**Work required:**
Copy every line with the string "alphrteam" in it.
═══ Material for this exercise
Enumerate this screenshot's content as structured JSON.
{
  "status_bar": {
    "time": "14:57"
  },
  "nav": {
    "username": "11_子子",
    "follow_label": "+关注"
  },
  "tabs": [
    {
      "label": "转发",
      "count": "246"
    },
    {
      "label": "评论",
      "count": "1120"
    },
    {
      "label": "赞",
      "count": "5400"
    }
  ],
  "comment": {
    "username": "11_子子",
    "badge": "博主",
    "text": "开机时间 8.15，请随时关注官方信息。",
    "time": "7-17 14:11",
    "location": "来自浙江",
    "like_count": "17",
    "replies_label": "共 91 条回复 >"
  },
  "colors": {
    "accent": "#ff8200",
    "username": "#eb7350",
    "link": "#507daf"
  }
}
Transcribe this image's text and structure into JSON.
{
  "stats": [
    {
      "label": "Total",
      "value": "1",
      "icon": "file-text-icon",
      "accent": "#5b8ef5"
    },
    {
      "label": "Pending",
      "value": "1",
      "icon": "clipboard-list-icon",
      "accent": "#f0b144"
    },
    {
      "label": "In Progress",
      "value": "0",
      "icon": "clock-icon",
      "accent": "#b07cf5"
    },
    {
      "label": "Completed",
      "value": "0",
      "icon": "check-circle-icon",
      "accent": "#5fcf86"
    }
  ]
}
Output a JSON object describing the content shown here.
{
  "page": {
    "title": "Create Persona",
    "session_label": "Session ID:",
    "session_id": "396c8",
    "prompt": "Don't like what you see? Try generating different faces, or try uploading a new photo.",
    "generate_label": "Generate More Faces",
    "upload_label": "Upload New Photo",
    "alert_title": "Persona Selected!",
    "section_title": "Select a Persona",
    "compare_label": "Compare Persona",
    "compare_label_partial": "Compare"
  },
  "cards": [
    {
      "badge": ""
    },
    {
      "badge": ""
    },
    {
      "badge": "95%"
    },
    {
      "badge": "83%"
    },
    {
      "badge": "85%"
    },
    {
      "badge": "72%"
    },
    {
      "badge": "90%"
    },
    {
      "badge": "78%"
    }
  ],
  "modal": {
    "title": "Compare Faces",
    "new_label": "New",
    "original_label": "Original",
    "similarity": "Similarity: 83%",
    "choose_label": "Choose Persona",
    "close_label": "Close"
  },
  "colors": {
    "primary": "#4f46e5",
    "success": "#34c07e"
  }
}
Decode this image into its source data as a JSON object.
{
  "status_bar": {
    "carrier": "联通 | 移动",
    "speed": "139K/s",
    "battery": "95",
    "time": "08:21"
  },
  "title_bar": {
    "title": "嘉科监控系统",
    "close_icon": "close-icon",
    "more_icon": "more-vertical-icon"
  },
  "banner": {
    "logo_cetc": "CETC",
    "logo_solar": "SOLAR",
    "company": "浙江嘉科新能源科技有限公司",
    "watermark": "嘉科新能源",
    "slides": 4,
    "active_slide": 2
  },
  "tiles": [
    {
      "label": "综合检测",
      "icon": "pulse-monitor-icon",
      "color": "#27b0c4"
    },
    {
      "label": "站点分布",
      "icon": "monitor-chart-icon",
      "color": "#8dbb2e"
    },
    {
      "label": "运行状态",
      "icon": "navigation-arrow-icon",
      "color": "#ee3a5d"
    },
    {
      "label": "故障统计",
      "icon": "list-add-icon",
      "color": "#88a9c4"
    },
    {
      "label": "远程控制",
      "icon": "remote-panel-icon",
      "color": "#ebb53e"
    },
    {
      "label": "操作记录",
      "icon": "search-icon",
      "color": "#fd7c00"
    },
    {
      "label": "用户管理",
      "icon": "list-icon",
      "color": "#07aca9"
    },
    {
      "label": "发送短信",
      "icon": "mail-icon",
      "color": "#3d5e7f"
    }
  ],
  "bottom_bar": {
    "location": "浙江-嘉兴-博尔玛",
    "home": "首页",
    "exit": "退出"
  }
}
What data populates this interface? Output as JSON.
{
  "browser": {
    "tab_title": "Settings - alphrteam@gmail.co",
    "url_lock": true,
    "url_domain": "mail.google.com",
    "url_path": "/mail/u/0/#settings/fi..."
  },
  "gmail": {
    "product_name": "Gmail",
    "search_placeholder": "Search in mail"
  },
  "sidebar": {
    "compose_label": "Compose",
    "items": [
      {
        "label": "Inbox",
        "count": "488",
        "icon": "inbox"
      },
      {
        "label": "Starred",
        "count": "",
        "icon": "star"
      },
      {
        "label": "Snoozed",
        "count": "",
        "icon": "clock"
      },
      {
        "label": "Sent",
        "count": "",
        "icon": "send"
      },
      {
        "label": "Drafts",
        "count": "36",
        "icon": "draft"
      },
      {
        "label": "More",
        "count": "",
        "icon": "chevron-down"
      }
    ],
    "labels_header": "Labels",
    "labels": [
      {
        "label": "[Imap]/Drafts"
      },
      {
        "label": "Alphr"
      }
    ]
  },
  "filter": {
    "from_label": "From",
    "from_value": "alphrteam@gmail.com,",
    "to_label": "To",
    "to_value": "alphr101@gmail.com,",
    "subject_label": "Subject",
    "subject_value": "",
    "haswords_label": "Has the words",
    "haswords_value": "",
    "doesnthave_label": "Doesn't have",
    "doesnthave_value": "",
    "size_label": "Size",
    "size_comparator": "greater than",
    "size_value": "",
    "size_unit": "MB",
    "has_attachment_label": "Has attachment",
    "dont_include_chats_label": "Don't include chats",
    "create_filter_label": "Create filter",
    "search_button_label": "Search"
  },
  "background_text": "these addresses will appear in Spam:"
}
══════
**Exercise answer:**
    "tab_title": "Settings - alphrteam@gmail.co",
    "from_value": "alphrteam@gmail.com,",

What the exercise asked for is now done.